_WRITTEN PROBLEM_: Search the listing below for "tick". Copy each matching line.

(Part of a data file)
---*---

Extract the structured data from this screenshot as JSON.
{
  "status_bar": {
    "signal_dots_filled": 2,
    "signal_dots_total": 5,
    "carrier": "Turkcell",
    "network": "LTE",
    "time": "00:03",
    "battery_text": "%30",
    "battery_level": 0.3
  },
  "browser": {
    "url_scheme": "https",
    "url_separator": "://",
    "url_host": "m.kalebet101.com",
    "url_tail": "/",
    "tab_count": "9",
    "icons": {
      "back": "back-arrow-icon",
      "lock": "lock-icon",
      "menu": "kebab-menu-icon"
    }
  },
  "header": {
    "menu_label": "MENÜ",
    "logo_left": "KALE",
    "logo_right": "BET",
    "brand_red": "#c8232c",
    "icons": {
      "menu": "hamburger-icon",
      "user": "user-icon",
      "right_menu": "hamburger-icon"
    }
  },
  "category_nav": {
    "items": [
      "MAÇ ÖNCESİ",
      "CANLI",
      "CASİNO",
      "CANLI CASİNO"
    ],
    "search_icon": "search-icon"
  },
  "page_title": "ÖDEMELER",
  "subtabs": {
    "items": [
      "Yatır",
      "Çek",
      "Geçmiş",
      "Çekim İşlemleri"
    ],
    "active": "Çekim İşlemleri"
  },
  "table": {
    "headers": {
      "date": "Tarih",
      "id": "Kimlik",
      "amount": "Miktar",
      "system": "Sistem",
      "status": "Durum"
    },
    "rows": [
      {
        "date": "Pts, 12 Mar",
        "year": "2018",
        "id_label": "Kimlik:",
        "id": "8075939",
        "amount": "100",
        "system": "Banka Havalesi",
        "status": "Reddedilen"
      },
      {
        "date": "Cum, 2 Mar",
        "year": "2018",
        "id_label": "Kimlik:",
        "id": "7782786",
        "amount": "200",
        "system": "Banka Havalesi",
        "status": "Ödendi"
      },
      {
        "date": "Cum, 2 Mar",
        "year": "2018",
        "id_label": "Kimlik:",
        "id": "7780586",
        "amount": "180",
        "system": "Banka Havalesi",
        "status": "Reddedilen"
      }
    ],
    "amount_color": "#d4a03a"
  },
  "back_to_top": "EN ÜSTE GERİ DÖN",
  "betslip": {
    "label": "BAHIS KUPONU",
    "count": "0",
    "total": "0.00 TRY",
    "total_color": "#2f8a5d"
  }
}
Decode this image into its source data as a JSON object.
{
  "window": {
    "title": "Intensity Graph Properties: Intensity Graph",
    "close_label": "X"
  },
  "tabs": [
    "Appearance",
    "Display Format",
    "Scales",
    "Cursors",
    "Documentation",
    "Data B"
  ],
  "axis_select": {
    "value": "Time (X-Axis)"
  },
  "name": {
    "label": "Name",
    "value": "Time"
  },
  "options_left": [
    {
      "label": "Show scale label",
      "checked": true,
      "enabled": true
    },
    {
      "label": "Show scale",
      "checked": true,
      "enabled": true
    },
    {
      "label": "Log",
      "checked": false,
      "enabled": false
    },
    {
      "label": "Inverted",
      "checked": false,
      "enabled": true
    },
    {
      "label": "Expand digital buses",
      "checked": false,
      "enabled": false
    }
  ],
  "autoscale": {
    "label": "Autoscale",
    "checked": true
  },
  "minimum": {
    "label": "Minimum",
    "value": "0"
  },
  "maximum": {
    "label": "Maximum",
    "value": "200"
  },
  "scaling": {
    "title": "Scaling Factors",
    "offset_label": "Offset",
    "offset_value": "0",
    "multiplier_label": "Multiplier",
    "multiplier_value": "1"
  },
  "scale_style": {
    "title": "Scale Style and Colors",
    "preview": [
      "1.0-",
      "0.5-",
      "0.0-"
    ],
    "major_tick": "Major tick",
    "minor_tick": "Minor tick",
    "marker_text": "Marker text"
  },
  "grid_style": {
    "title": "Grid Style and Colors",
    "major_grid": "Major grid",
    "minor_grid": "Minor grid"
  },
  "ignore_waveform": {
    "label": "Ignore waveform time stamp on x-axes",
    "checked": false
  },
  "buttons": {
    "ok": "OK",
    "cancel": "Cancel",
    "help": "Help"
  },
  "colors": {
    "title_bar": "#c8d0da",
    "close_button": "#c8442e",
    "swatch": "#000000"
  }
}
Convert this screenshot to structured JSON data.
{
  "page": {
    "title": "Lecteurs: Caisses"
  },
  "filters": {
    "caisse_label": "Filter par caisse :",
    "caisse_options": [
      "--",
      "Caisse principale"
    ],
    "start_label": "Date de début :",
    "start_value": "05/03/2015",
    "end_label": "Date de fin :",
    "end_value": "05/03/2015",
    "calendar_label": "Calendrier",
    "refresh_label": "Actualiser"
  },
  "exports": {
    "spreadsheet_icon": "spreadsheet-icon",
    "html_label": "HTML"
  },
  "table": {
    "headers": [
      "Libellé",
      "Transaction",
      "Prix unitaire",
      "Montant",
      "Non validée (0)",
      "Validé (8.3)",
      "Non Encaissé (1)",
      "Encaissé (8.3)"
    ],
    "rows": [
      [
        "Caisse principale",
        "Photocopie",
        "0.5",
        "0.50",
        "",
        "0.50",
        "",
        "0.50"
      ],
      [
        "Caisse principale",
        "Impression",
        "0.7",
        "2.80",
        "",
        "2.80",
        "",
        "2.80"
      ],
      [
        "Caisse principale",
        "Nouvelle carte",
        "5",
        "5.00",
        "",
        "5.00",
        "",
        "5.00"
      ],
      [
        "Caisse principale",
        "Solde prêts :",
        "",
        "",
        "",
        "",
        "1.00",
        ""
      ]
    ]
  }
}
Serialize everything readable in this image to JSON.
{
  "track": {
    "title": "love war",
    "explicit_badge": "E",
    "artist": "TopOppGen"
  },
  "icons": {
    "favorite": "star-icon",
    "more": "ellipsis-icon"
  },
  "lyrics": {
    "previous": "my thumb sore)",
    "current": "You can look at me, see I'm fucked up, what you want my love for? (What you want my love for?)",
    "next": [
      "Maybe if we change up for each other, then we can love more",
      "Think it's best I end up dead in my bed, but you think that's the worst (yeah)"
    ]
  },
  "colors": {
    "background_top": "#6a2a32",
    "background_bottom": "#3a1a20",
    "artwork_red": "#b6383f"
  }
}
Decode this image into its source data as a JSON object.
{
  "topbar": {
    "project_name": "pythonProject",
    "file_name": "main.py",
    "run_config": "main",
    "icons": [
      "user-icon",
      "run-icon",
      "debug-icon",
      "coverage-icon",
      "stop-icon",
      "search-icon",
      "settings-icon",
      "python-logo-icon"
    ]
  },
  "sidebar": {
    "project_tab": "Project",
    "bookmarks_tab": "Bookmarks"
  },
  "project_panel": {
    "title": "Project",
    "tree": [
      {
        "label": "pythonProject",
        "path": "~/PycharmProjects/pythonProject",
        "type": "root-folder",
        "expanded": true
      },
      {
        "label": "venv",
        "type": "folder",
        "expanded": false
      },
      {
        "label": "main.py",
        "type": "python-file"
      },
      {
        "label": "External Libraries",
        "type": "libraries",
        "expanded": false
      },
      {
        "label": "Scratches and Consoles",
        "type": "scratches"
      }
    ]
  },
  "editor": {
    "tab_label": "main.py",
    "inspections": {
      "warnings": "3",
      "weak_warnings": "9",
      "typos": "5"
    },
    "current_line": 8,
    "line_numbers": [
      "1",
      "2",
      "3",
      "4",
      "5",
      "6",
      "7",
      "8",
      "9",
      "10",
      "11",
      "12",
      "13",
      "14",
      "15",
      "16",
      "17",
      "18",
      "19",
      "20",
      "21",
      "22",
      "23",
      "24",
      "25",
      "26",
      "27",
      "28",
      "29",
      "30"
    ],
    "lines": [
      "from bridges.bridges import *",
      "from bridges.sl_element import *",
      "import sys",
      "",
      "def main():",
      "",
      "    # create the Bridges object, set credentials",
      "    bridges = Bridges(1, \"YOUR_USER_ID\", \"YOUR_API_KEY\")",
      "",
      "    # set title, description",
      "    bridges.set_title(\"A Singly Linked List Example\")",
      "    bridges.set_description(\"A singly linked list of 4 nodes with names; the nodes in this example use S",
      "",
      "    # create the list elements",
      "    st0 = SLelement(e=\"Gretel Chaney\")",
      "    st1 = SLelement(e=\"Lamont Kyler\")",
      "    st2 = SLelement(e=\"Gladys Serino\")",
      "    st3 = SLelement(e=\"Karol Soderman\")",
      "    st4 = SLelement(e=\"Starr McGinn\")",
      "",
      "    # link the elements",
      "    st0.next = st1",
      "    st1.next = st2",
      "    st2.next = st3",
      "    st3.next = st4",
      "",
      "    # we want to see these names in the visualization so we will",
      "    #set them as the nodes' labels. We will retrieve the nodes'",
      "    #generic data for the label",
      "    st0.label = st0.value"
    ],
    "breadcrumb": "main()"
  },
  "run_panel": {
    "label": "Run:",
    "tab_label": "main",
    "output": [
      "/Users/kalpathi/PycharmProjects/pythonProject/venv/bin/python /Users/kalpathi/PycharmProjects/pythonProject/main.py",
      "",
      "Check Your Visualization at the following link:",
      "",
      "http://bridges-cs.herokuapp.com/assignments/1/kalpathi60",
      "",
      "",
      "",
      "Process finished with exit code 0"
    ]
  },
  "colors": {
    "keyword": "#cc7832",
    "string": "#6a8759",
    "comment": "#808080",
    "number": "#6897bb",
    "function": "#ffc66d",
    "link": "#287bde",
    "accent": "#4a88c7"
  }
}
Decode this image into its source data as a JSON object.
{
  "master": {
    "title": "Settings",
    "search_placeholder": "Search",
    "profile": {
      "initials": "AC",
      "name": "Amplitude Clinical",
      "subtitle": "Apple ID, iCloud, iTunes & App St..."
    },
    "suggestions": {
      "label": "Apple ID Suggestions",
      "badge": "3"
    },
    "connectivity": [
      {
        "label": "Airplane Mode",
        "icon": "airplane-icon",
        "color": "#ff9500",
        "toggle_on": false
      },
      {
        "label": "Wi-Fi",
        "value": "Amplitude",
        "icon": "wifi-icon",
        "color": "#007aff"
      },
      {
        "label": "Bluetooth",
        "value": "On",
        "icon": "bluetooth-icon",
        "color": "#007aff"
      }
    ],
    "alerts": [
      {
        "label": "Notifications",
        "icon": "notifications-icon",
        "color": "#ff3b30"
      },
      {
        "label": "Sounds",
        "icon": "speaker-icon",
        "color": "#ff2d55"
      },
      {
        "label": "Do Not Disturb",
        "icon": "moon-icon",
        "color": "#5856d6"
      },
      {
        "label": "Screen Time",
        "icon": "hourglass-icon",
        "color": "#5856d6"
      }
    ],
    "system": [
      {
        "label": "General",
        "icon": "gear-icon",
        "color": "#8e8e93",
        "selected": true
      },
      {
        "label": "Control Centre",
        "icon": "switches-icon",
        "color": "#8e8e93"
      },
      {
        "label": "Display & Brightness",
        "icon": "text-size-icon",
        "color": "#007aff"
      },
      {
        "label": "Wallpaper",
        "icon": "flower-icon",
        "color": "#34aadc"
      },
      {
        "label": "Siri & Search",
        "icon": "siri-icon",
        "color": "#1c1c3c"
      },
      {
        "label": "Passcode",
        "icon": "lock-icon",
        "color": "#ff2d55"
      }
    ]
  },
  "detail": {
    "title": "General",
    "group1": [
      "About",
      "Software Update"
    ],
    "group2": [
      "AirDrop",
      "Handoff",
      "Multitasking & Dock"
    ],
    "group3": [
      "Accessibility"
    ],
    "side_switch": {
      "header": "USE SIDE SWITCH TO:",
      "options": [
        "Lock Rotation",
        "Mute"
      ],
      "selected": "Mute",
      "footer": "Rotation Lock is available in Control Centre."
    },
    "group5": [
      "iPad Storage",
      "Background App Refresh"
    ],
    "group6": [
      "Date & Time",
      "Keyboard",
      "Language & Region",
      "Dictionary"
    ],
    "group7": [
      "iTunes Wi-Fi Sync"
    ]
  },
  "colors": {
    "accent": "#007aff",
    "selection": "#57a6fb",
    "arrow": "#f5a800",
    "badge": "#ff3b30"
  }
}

---*---

_TASK SOLUTION_:
    "major_tick": "Major tick",
    "minor_tick": "Minor tick",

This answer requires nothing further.